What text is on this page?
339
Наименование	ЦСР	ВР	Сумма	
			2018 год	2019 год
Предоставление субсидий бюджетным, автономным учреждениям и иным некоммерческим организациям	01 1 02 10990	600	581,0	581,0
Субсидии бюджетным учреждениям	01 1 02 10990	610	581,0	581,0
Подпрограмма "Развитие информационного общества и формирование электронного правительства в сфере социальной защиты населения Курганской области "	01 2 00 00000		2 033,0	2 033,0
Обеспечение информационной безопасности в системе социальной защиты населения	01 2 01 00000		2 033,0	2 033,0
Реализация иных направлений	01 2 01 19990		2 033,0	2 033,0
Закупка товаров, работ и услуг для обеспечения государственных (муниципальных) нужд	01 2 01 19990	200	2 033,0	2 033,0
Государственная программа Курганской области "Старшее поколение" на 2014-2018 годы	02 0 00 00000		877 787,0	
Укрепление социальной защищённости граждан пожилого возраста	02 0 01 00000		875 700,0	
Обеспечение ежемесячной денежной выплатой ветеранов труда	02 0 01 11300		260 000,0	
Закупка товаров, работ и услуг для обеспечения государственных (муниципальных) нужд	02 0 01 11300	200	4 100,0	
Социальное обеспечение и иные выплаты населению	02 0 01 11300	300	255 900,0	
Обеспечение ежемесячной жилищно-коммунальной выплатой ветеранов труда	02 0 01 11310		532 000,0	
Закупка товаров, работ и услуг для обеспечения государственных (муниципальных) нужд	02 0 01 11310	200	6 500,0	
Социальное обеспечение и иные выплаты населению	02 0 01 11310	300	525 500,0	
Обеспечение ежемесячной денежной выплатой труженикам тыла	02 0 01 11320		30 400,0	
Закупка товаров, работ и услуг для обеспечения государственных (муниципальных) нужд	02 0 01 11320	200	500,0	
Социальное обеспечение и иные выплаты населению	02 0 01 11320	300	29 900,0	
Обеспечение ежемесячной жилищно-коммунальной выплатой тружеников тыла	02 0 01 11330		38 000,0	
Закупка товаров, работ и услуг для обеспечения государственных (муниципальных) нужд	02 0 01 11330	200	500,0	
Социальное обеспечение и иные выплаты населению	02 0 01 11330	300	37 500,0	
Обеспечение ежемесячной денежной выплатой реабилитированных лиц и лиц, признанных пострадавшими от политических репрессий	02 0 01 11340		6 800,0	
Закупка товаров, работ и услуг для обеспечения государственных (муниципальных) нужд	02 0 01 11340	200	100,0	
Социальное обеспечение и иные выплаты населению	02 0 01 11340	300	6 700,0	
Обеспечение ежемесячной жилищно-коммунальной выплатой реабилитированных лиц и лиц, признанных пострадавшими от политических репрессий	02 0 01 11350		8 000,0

### OBJECTIVE
Could you transcribe the records in full, exactly?

### WRITTEN SOLUTION
What text is on this page?
339
Наименование	ЦСР	ВР	Сумма	
			2018 год	2019 год
Предоставление субсидий бюджетным, автономным учреждениям и иным некоммерческим организациям	01 1 02 10990	600	581,0	581,0
Субсидии бюджетным учреждениям	01 1 02 10990	610	581,0	581,0
Подпрограмма "Развитие информационного общества и формирование электронного правительства в сфере социальной защиты населения Курганской области "	01 2 00 00000		2 033,0	2 033,0
Обеспечение информационной безопасности в системе социальной защиты населения	01 2 01 00000		2 033,0	2 033,0
Реализация иных направлений	01 2 01 19990		2 033,0	2 033,0
Закупка товаров, работ и услуг для обеспечения государственных (муниципальных) нужд	01 2 01 19990	200	2 033,0	2 033,0
Государственная программа Курганской области "Старшее поколение" на 2014-2018 годы	02 0 00 00000		877 787,0	
Укрепление социальной защищённости граждан пожилого возраста	02 0 01 00000		875 700,0	
Обеспечение ежемесячной денежной выплатой ветеранов труда	02 0 01 11300		260 000,0	
Закупка товаров, работ и услуг для обеспечения государственных (муниципальных) нужд	02 0 01 11300	200	4 100,0	
Социальное обеспечение и иные выплаты населению	02 0 01 11300	300	255 900,0	
Обеспечение ежемесячной жилищно-коммунальной выплатой ветеранов труда	02 0 01 11310		532 000,0	
Закупка товаров, работ и услуг для обеспечения государственных (муниципальных) нужд	02 0 01 11310	200	6 500,0	
Социальное обеспечение и иные выплаты населению	02 0 01 11310	300	525 500,0	
Обеспечение ежемесячной денежной выплатой труженикам тыла	02 0 01 11320		30 400,0	
Закупка товаров, работ и услуг для обеспечения государственных (муниципальных) нужд	02 0 01 11320	200	500,0	
Социальное обеспечение и иные выплаты населению	02 0 01 11320	300	29 900,0	
Обеспечение ежемесячной жилищно-коммунальной выплатой тружеников тыла	02 0 01 11330		38 000,0	
Закупка товаров, работ и услуг для обеспечения государственных (муниципальных) нужд	02 0 01 11330	200	500,0	
Социальное обеспечение и иные выплаты населению	02 0 01 11330	300	37 500,0	
Обеспечение ежемесячной денежной выплатой реабилитированных лиц и лиц, признанных пострадавшими от политических репрессий	02 0 01 11340		6 800,0	
Закупка товаров, работ и услуг для обеспечения государственных (муниципальных) нужд	02 0 01 11340	200	100,0	
Социальное обеспечение и иные выплаты населению	02 0 01 11340	300	6 700,0	
Обеспечение ежемесячной жилищно-коммунальной выплатой реабилитированных лиц и лиц, признанных пострадавшими от политических репрессий	02 0 01 11350		8 000,0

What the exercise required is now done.